Check each line of the listing below for the string "here", and copy the ones that have it.

_MATERIAL_
>> Start
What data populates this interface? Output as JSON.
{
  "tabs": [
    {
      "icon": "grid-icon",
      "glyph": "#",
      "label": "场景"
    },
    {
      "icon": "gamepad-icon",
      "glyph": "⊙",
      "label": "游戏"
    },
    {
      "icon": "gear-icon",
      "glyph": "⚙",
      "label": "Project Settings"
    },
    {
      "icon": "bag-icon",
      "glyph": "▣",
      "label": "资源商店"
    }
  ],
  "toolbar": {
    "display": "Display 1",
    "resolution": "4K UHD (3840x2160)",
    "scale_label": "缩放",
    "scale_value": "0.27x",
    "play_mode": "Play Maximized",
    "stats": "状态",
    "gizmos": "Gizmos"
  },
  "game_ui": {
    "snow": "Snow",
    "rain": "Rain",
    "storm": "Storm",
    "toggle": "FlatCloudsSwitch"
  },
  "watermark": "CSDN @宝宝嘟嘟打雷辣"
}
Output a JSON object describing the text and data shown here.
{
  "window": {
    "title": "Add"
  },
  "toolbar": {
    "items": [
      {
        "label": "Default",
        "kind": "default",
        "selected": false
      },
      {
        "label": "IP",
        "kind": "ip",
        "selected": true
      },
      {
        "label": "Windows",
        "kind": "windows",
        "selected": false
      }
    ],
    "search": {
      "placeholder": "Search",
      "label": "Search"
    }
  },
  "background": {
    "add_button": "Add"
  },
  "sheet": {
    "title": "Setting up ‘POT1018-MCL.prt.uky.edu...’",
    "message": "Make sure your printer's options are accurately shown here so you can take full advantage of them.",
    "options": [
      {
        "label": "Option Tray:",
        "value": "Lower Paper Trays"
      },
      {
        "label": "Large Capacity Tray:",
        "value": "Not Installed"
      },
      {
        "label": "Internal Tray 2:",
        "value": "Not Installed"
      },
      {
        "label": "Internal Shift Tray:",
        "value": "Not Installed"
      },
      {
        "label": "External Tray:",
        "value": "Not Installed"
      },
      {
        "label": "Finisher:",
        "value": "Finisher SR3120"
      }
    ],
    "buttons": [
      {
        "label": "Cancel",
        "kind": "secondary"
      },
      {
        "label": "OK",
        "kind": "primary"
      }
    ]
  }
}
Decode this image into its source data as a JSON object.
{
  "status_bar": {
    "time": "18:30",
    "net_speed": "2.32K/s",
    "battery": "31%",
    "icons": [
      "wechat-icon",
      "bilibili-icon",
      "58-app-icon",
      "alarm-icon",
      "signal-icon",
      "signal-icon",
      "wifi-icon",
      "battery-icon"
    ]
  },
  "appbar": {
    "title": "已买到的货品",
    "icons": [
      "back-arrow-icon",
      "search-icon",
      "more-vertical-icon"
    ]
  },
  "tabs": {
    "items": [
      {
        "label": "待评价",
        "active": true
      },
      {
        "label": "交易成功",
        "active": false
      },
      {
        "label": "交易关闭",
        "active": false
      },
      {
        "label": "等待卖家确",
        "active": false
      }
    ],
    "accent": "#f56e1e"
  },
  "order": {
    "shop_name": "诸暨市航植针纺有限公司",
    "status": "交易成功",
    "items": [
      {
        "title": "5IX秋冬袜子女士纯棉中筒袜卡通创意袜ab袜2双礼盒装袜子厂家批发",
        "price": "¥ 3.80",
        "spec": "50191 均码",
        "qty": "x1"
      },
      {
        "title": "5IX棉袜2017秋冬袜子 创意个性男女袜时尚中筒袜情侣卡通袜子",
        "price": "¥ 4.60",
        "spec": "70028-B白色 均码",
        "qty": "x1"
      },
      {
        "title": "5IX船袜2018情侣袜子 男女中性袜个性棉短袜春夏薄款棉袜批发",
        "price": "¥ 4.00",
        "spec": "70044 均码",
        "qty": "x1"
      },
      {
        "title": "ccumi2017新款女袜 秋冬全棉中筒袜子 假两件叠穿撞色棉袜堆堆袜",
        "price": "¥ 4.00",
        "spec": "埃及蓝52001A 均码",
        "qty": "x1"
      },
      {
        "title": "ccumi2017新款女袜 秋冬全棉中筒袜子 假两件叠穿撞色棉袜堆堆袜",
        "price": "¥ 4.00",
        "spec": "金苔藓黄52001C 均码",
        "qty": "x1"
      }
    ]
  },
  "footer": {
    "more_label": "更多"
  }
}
>> End
_EXPECTED OUTPUT_
Output a JSON object describing the text and data shown here.
    "message": "Make sure your printer's options are accurately shown here so you can take full advantage of them.",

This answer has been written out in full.